Given request: Quote every line of the data below as it stands, omitting pictures.
==================================================
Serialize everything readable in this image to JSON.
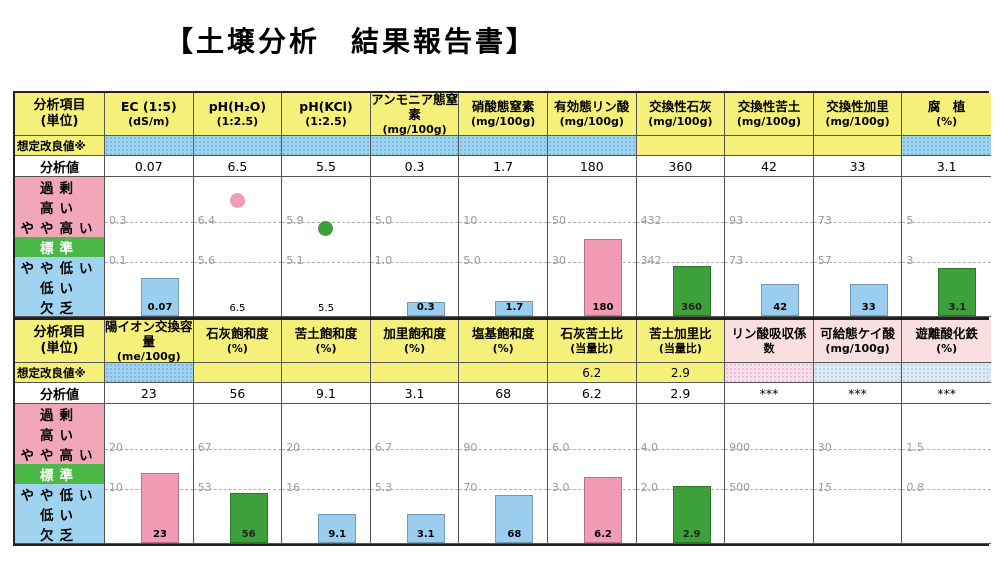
{
  "title": "【土壌分析　結果報告書】",
  "labels": {
    "item": "分析項目",
    "unit": "(単位)",
    "improve": "想定改良値※",
    "value": "分析値",
    "levels": [
      "過剰",
      "高い",
      "やや高い",
      "標準",
      "やや低い",
      "低い",
      "欠乏"
    ]
  },
  "colors": {
    "pink": "#f29bb5",
    "green": "#3ea03a",
    "blue": "#9bcdef",
    "yellow": "#f5f07a"
  },
  "table1": [
    {
      "name": "EC (1:5)",
      "unit": "(dS/m)",
      "improve": "",
      "improve_style": "blue",
      "value": "0.07",
      "upper": "0.3",
      "lower": "0.1",
      "kind": "bar",
      "color": "blue",
      "level": 0.27,
      "bar_label": "0.07"
    },
    {
      "name": "pH(H₂O)",
      "unit": "(1:2.5)",
      "improve": "",
      "improve_style": "blue",
      "value": "6.5",
      "upper": "6.4",
      "lower": "5.6",
      "kind": "dot",
      "color": "pink",
      "level": 0.77,
      "bar_label": "6.5"
    },
    {
      "name": "pH(KCl)",
      "unit": "(1:2.5)",
      "improve": "",
      "improve_style": "blue",
      "value": "5.5",
      "upper": "5.9",
      "lower": "5.1",
      "kind": "dot",
      "color": "green",
      "level": 0.57,
      "bar_label": "5.5"
    },
    {
      "name": "アンモニア態窒素",
      "unit": "(mg/100g)",
      "improve": "",
      "improve_style": "blue",
      "value": "0.3",
      "upper": "5.0",
      "lower": "1.0",
      "kind": "bar",
      "color": "blue",
      "level": 0.1,
      "bar_label": "0.3"
    },
    {
      "name": "硝酸態窒素",
      "unit": "(mg/100g)",
      "improve": "",
      "improve_style": "blue",
      "value": "1.7",
      "upper": "10",
      "lower": "5.0",
      "kind": "bar",
      "color": "blue",
      "level": 0.11,
      "bar_label": "1.7"
    },
    {
      "name": "有効態リン酸",
      "unit": "(mg/100g)",
      "improve": "",
      "improve_style": "blue",
      "value": "180",
      "upper": "50",
      "lower": "30",
      "kind": "bar",
      "color": "pink",
      "level": 0.55,
      "bar_label": "180"
    },
    {
      "name": "交換性石灰",
      "unit": "(mg/100g)",
      "improve": "",
      "improve_style": "yellow",
      "value": "360",
      "upper": "432",
      "lower": "342",
      "kind": "bar",
      "color": "green",
      "level": 0.36,
      "bar_label": "360"
    },
    {
      "name": "交換性苦土",
      "unit": "(mg/100g)",
      "improve": "",
      "improve_style": "yellow",
      "value": "42",
      "upper": "93",
      "lower": "73",
      "kind": "bar",
      "color": "blue",
      "level": 0.23,
      "bar_label": "42"
    },
    {
      "name": "交換性加里",
      "unit": "(mg/100g)",
      "improve": "",
      "improve_style": "yellow",
      "value": "33",
      "upper": "73",
      "lower": "57",
      "kind": "bar",
      "color": "blue",
      "level": 0.23,
      "bar_label": "33"
    },
    {
      "name": "腐　植",
      "unit": "(%)",
      "improve": "",
      "improve_style": "blue",
      "value": "3.1",
      "upper": "5",
      "lower": "3",
      "kind": "bar",
      "color": "green",
      "level": 0.34,
      "bar_label": "3.1"
    }
  ],
  "table2": [
    {
      "name": "陽イオン交換容量",
      "unit": "(me/100g)",
      "improve": "",
      "improve_style": "blue",
      "value": "23",
      "upper": "20",
      "lower": "10",
      "kind": "bar",
      "color": "pink",
      "level": 0.5,
      "bar_label": "23",
      "header_style": "yellow"
    },
    {
      "name": "石灰飽和度",
      "unit": "(%)",
      "improve": "",
      "improve_style": "yellow",
      "value": "56",
      "upper": "67",
      "lower": "53",
      "kind": "bar",
      "color": "green",
      "level": 0.36,
      "bar_label": "56",
      "header_style": "yellow"
    },
    {
      "name": "苦土飽和度",
      "unit": "(%)",
      "improve": "",
      "improve_style": "yellow",
      "value": "9.1",
      "upper": "20",
      "lower": "16",
      "kind": "bar",
      "color": "blue",
      "level": 0.21,
      "bar_label": "9.1",
      "header_style": "yellow"
    },
    {
      "name": "加里飽和度",
      "unit": "(%)",
      "improve": "",
      "improve_style": "yellow",
      "value": "3.1",
      "upper": "6.7",
      "lower": "5.3",
      "kind": "bar",
      "color": "blue",
      "level": 0.21,
      "bar_label": "3.1",
      "header_style": "yellow"
    },
    {
      "name": "塩基飽和度",
      "unit": "(%)",
      "improve": "",
      "improve_style": "yellow",
      "value": "68",
      "upper": "90",
      "lower": "70",
      "kind": "bar",
      "color": "blue",
      "level": 0.34,
      "bar_label": "68",
      "header_style": "yellow"
    },
    {
      "name": "石灰苦土比",
      "unit": "(当量比)",
      "improve": "6.2",
      "improve_style": "yellow",
      "value": "6.2",
      "upper": "6.0",
      "lower": "3.0",
      "kind": "bar",
      "color": "pink",
      "level": 0.47,
      "bar_label": "6.2",
      "header_style": "yellow"
    },
    {
      "name": "苦土加里比",
      "unit": "(当量比)",
      "improve": "2.9",
      "improve_style": "yellow",
      "value": "2.9",
      "upper": "4.0",
      "lower": "2.0",
      "kind": "bar",
      "color": "green",
      "level": 0.41,
      "bar_label": "2.9",
      "header_style": "yellow"
    },
    {
      "name": "リン酸吸収係",
      "unit": "数",
      "improve": "",
      "improve_style": "lpink",
      "value": "***",
      "upper": "900",
      "lower": "500",
      "kind": "none",
      "color": "",
      "level": 0,
      "bar_label": "",
      "header_style": "pink"
    },
    {
      "name": "可給態ケイ酸",
      "unit": "(mg/100g)",
      "improve": "",
      "improve_style": "lblue",
      "value": "***",
      "upper": "30",
      "lower": "15",
      "kind": "none",
      "color": "",
      "level": 0,
      "bar_label": "",
      "header_style": "pink",
      "lower_italic": true
    },
    {
      "name": "遊離酸化鉄",
      "unit": "(%)",
      "improve": "",
      "improve_style": "lblue",
      "value": "***",
      "upper": "1.5",
      "lower": "0.8",
      "kind": "none",
      "color": "",
      "level": 0,
      "bar_label": "",
      "header_style": "pink",
      "lower_italic": true
    }
  ]
}
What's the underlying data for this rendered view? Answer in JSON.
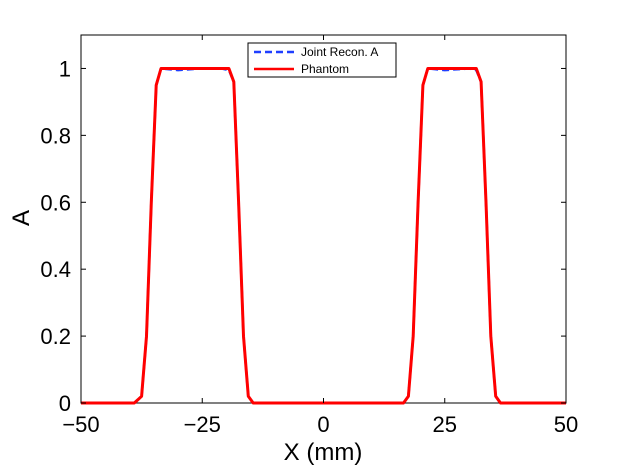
==================================================
Solution:
Serialize everything readable in this image to JSON.
{
  "title": "【土壌分析　結果報告書】",
  "labels": {
    "item": "分析項目",
    "unit": "(単位)",
    "improve": "想定改良値※",
    "value": "分析値",
    "levels": [
      "過剰",
      "高い",
      "やや高い",
      "標準",
      "やや低い",
      "低い",
      "欠乏"
    ]
  },
  "colors": {
    "pink": "#f29bb5",
    "green": "#3ea03a",
    "blue": "#9bcdef",
    "yellow": "#f5f07a"
  },
  "table1": [
    {
      "name": "EC (1:5)",
      "unit": "(dS/m)",
      "improve": "",
      "improve_style": "blue",
      "value": "0.07",
      "upper": "0.3",
      "lower": "0.1",
      "kind": "bar",
      "color": "blue",
      "level": 0.27,
      "bar_label": "0.07"
    },
    {
      "name": "pH(H₂O)",
      "unit": "(1:2.5)",
      "improve": "",
      "improve_style": "blue",
      "value": "6.5",
      "upper": "6.4",
      "lower": "5.6",
      "kind": "dot",
      "color": "pink",
      "level": 0.77,
      "bar_label": "6.5"
    },
    {
      "name": "pH(KCl)",
      "unit": "(1:2.5)",
      "improve": "",
      "improve_style": "blue",
      "value": "5.5",
      "upper": "5.9",
      "lower": "5.1",
      "kind": "dot",
      "color": "green",
      "level": 0.57,
      "bar_label": "5.5"
    },
    {
      "name": "アンモニア態窒素",
      "unit": "(mg/100g)",
      "improve": "",
      "improve_style": "blue",
      "value": "0.3",
      "upper": "5.0",
      "lower": "1.0",
      "kind": "bar",
      "color": "blue",
      "level": 0.1,
      "bar_label": "0.3"
    },
    {
      "name": "硝酸態窒素",
      "unit": "(mg/100g)",
      "improve": "",
      "improve_style": "blue",
      "value": "1.7",
      "upper": "10",
      "lower": "5.0",
      "kind": "bar",
      "color": "blue",
      "level": 0.11,
      "bar_label": "1.7"
    },
    {
      "name": "有効態リン酸",
      "unit": "(mg/100g)",
      "improve": "",
      "improve_style": "blue",
      "value": "180",
      "upper": "50",
      "lower": "30",
      "kind": "bar",
      "color": "pink",
      "level": 0.55,
      "bar_label": "180"
    },
    {
      "name": "交換性石灰",
      "unit": "(mg/100g)",
      "improve": "",
      "improve_style": "yellow",
      "value": "360",
      "upper": "432",
      "lower": "342",
      "kind": "bar",
      "color": "green",
      "level": 0.36,
      "bar_label": "360"
    },
    {
      "name": "交換性苦土",
      "unit": "(mg/100g)",
      "improve": "",
      "improve_style": "yellow",
      "value": "42",
      "upper": "93",
      "lower": "73",
      "kind": "bar",
      "color": "blue",
      "level": 0.23,
      "bar_label": "42"
    },
    {
      "name": "交換性加里",
      "unit": "(mg/100g)",
      "improve": "",
      "improve_style": "yellow",
      "value": "33",
      "upper": "73",
      "lower": "57",
      "kind": "bar",
      "color": "blue",
      "level": 0.23,
      "bar_label": "33"
    },
    {
      "name": "腐　植",
      "unit": "(%)",
      "improve": "",
      "improve_style": "blue",
      "value": "3.1",
      "upper": "5",
      "lower": "3",
      "kind": "bar",
      "color": "green",
      "level": 0.34,
      "bar_label": "3.1"
    }
  ],
  "table2": [
    {
      "name": "陽イオン交換容量",
      "unit": "(me/100g)",
      "improve": "",
      "improve_style": "blue",
      "value": "23",
      "upper": "20",
      "lower": "10",
      "kind": "bar",
      "color": "pink",
      "level": 0.5,
      "bar_label": "23",
      "header_style": "yellow"
    },
    {
      "name": "石灰飽和度",
      "unit": "(%)",
      "improve": "",
      "improve_style": "yellow",
      "value": "56",
      "upper": "67",
      "lower": "53",
      "kind": "bar",
      "color": "green",
      "level": 0.36,
      "bar_label": "56",
      "header_style": "yellow"
    },
    {
      "name": "苦土飽和度",
      "unit": "(%)",
      "improve": "",
      "improve_style": "yellow",
      "value": "9.1",
      "upper": "20",
      "lower": "16",
      "kind": "bar",
      "color": "blue",
      "level": 0.21,
      "bar_label": "9.1",
      "header_style": "yellow"
    },
    {
      "name": "加里飽和度",
      "unit": "(%)",
      "improve": "",
      "improve_style": "yellow",
      "value": "3.1",
      "upper": "6.7",
      "lower": "5.3",
      "kind": "bar",
      "color": "blue",
      "level": 0.21,
      "bar_label": "3.1",
      "header_style": "yellow"
    },
    {
      "name": "塩基飽和度",
      "unit": "(%)",
      "improve": "",
      "improve_style": "yellow",
      "value": "68",
      "upper": "90",
      "lower": "70",
      "kind": "bar",
      "color": "blue",
      "level": 0.34,
      "bar_label": "68",
      "header_style": "yellow"
    },
    {
      "name": "石灰苦土比",
      "unit": "(当量比)",
      "improve": "6.2",
      "improve_style": "yellow",
      "value": "6.2",
      "upper": "6.0",
      "lower": "3.0",
      "kind": "bar",
      "color": "pink",
      "level": 0.47,
      "bar_label": "6.2",
      "header_style": "yellow"
    },
    {
      "name": "苦土加里比",
      "unit": "(当量比)",
      "improve": "2.9",
      "improve_style": "yellow",
      "value": "2.9",
      "upper": "4.0",
      "lower": "2.0",
      "kind": "bar",
      "color": "green",
      "level": 0.41,
      "bar_label": "2.9",
      "header_style": "yellow"
    },
    {
      "name": "リン酸吸収係",
      "unit": "数",
      "improve": "",
      "improve_style": "lpink",
      "value": "***",
      "upper": "900",
      "lower": "500",
      "kind": "none",
      "color": "",
      "level": 0,
      "bar_label": "",
      "header_style": "pink"
    },
    {
      "name": "可給態ケイ酸",
      "unit": "(mg/100g)",
      "improve": "",
      "improve_style": "lblue",
      "value": "***",
      "upper": "30",
      "lower": "15",
      "kind": "none",
      "color": "",
      "level": 0,
      "bar_label": "",
      "header_style": "pink",
      "lower_italic": true
    },
    {
      "name": "遊離酸化鉄",
      "unit": "(%)",
      "improve": "",
      "improve_style": "lblue",
      "value": "***",
      "upper": "1.5",
      "lower": "0.8",
      "kind": "none",
      "color": "",
      "level": 0,
      "bar_label": "",
      "header_style": "pink",
      "lower_italic": true
    }
  ]
}
What's the underlying data for this rendered view? Answer in JSON.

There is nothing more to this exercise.